Exercise requirements.
A. In the comment thread about the Iran deal, whom did Vox ask for further input?
B. Continue the comment thread about the Iran deal from its last sentence.

Extracted text.
────

I think we are writing off the Iranian nukes a little too quickly. Just because there were no good options doesn’t mean that Obama isn’t hellbent on picking the worst.
In support of #2, as well as the comments by Hartmann and Quinn:
http://mosaicmagazine.com/essay/2015/02/obamas-secret-iran-strategy/
Even Vox wanted to know more (!), and asked Michael Doran for further input:
http://www.vox.com/2015/4/20/8453267/iran-deal-case-against
Danny,
Isn’t amazing how even Vox gets the idea that the Iran deal could be the disaster of the 21st century but when it comes to Senator Tom Cotton it’s “the antics of people like Tom Cotton”. Nobody is as close-minded as Vox. There are all these people out there like Tom Cotton who are intentionally doing things, you know antics, that upset the great and powerful BHO.

────

Records.
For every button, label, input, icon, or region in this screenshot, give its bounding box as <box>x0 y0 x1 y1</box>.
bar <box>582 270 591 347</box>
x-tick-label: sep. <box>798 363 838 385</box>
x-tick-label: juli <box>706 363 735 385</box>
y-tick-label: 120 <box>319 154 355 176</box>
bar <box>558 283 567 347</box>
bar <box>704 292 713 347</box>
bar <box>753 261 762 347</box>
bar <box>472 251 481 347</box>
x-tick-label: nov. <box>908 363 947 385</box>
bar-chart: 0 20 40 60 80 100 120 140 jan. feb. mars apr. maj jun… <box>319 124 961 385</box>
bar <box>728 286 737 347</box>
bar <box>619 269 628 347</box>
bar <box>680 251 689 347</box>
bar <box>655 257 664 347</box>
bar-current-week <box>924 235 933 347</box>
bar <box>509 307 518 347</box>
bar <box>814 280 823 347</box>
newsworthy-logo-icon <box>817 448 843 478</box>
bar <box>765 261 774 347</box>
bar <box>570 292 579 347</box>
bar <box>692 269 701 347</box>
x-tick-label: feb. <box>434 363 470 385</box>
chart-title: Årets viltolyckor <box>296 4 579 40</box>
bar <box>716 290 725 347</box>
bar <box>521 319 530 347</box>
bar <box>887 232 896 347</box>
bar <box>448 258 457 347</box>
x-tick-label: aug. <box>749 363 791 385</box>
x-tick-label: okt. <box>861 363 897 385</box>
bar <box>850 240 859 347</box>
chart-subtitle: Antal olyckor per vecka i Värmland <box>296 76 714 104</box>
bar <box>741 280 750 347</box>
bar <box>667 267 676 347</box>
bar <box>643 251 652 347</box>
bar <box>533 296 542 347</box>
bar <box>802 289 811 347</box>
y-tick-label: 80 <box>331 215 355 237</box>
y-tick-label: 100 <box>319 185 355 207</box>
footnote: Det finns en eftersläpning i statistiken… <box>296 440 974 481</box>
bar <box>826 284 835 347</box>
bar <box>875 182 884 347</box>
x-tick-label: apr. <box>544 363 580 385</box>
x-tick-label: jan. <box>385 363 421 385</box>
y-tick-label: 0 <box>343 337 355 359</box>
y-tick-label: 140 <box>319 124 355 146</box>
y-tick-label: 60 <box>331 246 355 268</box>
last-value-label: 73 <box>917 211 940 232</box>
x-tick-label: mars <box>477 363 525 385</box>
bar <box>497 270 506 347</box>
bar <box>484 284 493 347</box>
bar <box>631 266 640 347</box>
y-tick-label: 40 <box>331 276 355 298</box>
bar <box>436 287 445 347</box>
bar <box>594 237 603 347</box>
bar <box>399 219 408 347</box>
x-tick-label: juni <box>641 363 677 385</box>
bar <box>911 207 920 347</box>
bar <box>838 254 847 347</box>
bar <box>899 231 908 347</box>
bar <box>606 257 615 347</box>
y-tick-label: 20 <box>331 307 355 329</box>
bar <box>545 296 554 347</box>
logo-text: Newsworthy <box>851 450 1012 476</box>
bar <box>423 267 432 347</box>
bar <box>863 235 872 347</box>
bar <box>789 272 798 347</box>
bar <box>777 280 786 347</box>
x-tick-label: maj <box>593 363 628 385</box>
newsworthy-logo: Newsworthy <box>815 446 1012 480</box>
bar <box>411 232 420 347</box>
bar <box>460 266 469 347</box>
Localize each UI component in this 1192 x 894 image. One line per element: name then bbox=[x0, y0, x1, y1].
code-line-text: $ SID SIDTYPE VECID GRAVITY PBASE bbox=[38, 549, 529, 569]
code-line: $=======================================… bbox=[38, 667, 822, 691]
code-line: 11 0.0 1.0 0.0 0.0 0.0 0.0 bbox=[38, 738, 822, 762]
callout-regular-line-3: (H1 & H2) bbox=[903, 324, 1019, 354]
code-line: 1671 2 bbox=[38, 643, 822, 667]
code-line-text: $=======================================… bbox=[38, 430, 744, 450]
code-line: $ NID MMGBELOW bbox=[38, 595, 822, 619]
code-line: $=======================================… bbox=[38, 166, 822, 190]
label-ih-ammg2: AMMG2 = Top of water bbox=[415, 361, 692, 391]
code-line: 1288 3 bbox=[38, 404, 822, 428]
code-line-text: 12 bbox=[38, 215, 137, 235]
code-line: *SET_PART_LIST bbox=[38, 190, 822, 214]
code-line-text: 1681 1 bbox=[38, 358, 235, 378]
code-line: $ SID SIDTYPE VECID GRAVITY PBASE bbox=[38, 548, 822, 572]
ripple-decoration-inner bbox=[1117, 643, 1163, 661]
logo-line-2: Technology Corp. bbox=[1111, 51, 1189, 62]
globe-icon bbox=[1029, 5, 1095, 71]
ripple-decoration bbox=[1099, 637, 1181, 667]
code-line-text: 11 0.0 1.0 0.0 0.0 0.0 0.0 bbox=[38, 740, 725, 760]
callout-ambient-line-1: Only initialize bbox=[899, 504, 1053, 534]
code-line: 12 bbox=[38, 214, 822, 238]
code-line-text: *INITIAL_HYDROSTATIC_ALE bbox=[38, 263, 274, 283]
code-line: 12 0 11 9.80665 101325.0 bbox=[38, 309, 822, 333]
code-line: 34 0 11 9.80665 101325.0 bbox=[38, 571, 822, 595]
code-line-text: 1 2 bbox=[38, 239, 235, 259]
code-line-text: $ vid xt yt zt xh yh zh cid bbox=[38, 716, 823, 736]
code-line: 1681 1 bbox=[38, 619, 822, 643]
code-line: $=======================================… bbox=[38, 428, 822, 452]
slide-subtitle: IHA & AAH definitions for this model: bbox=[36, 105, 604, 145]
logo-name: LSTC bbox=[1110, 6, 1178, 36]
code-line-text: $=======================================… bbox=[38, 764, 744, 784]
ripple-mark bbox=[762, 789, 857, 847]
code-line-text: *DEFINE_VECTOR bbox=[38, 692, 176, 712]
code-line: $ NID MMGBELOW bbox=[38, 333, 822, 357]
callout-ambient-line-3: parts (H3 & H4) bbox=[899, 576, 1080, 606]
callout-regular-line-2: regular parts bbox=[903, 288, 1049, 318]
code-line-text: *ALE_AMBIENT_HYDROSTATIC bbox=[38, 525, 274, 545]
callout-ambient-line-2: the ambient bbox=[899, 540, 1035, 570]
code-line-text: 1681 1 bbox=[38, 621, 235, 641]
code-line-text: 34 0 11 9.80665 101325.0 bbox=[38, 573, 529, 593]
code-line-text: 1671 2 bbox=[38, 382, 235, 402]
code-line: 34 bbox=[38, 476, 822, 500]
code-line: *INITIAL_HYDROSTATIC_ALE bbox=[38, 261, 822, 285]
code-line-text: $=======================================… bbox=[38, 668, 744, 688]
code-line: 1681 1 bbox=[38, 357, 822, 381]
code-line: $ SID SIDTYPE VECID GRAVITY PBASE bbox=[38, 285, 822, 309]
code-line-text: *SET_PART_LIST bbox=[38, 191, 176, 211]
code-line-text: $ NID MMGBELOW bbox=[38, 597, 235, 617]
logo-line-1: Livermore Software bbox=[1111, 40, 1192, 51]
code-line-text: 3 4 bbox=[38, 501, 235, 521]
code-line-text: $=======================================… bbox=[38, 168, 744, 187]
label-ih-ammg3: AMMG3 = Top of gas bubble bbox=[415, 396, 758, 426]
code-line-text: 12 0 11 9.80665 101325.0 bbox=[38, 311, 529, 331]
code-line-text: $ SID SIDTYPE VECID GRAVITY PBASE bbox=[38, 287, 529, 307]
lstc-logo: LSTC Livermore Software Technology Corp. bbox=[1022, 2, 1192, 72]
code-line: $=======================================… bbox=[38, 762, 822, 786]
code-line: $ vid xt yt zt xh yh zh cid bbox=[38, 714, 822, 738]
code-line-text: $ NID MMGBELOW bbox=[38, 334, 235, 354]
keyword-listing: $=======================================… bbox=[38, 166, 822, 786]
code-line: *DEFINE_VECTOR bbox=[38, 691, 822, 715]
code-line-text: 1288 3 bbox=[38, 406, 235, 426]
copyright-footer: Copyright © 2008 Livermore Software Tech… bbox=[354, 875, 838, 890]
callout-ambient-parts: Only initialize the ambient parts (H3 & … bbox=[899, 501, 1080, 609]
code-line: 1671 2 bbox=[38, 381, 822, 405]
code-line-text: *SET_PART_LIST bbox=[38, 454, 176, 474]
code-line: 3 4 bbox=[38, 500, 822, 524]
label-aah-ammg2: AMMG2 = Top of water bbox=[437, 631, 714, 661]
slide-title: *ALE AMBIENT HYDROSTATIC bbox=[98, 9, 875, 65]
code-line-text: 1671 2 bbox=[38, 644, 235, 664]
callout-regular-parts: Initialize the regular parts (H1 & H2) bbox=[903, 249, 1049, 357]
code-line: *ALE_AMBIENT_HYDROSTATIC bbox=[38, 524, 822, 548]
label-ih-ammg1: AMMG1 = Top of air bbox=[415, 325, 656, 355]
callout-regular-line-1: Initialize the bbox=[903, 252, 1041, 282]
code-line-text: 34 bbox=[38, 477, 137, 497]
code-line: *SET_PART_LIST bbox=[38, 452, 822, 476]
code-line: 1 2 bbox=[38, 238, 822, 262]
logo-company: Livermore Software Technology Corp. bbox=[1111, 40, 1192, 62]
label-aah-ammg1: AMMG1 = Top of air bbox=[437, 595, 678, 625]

────

Written answers.
A. Michael Doran.

B.
Anyone who has ever listened to Tom Cotton objectively for 5 minutes gets that he is highly intelligent, very serious, and completely sincere. Too bad Vox must be in its alternate reality to survive. They can follow the logic and realize its validity but they just can’t lose their BHO heavy addiction.
Regards,
Jim
The planted assumption in your question is that these are mistakes. What we are seeing is not the failure of the Obama foreign policy, but the unfolding of the Obama foreign policy. Regrettable as all of these actions are, and as predictable as the consequences were, the administration does not consider them to be mistakes, nor the consequences failures. Their vision of the world includes (articulated differently, of course) an untidy world where things, sometimes horrible things, work themselves out without the active involvement of the United States. In their view, almost all terrible things in the world are in some way a result of the morally flawed intervention of the West, including the United States, and the only appropriate thing to do is withdraw and allow history to take its course. I am certain that the severest regret in the White House is that domestic political considerations are forcing the administration to take the limited, ineffectual, fig-leaf ameliorative steps that they are pretending to take now.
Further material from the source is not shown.